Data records
▬▬▬▬▬▬▬▬▬▬

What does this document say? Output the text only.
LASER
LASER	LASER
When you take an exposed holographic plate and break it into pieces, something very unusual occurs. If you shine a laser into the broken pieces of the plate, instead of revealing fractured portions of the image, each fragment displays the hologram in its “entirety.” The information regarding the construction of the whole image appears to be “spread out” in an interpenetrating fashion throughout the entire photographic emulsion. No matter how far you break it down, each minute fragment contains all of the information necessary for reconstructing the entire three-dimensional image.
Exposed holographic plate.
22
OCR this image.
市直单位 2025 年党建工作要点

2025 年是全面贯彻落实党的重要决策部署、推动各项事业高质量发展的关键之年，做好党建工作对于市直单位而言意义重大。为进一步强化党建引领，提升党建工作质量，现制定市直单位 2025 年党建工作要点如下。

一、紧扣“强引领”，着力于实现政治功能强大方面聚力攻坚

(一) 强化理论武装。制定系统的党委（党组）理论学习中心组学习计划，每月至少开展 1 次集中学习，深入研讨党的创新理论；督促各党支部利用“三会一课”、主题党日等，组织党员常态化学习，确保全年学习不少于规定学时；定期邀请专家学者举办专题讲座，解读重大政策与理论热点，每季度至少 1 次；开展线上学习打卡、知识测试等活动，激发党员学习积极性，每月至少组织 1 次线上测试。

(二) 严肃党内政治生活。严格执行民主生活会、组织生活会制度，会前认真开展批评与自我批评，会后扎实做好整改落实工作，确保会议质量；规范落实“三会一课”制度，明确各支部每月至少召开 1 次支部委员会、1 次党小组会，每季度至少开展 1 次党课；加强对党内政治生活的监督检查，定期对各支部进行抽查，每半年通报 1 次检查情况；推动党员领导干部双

▬▬▬▬▬▬▬▬▬▬

→ WORK TO COMPLETE: Every entry must be quoted exactly as it appears above.

→ RESPONSE TO THIS EXERCISE:
What does this document say? Output the text only.
LASER
LASER	LASER
When you take an exposed holographic plate and break it into pieces, something very unusual occurs. If you shine a laser into the broken pieces of the plate, instead of revealing fractured portions of the image, each fragment displays the hologram in its “entirety.” The information regarding the construction of the whole image appears to be “spread out” in an interpenetrating fashion throughout the entire photographic emulsion. No matter how far you break it down, each minute fragment contains all of the information necessary for reconstructing the entire three-dimensional image.
Exposed holographic plate.
22
OCR this image.
市直单位 2025 年党建工作要点

2025 年是全面贯彻落实党的重要决策部署、推动各项事业高质量发展的关键之年，做好党建工作对于市直单位而言意义重大。为进一步强化党建引领，提升党建工作质量，现制定市直单位 2025 年党建工作要点如下。

一、紧扣“强引领”，着力于实现政治功能强大方面聚力攻坚

(一) 强化理论武装。制定系统的党委（党组）理论学习中心组学习计划，每月至少开展 1 次集中学习，深入研讨党的创新理论；督促各党支部利用“三会一课”、主题党日等，组织党员常态化学习，确保全年学习不少于规定学时；定期邀请专家学者举办专题讲座，解读重大政策与理论热点，每季度至少 1 次；开展线上学习打卡、知识测试等活动，激发党员学习积极性，每月至少组织 1 次线上测试。

(二) 严肃党内政治生活。严格执行民主生活会、组织生活会制度，会前认真开展批评与自我批评，会后扎实做好整改落实工作，确保会议质量；规范落实“三会一课”制度，明确各支部每月至少召开 1 次支部委员会、1 次党小组会，每季度至少开展 1 次党课；加强对党内政治生活的监督检查，定期对各支部进行抽查，每半年通报 1 次检查情况；推动党员领导干部双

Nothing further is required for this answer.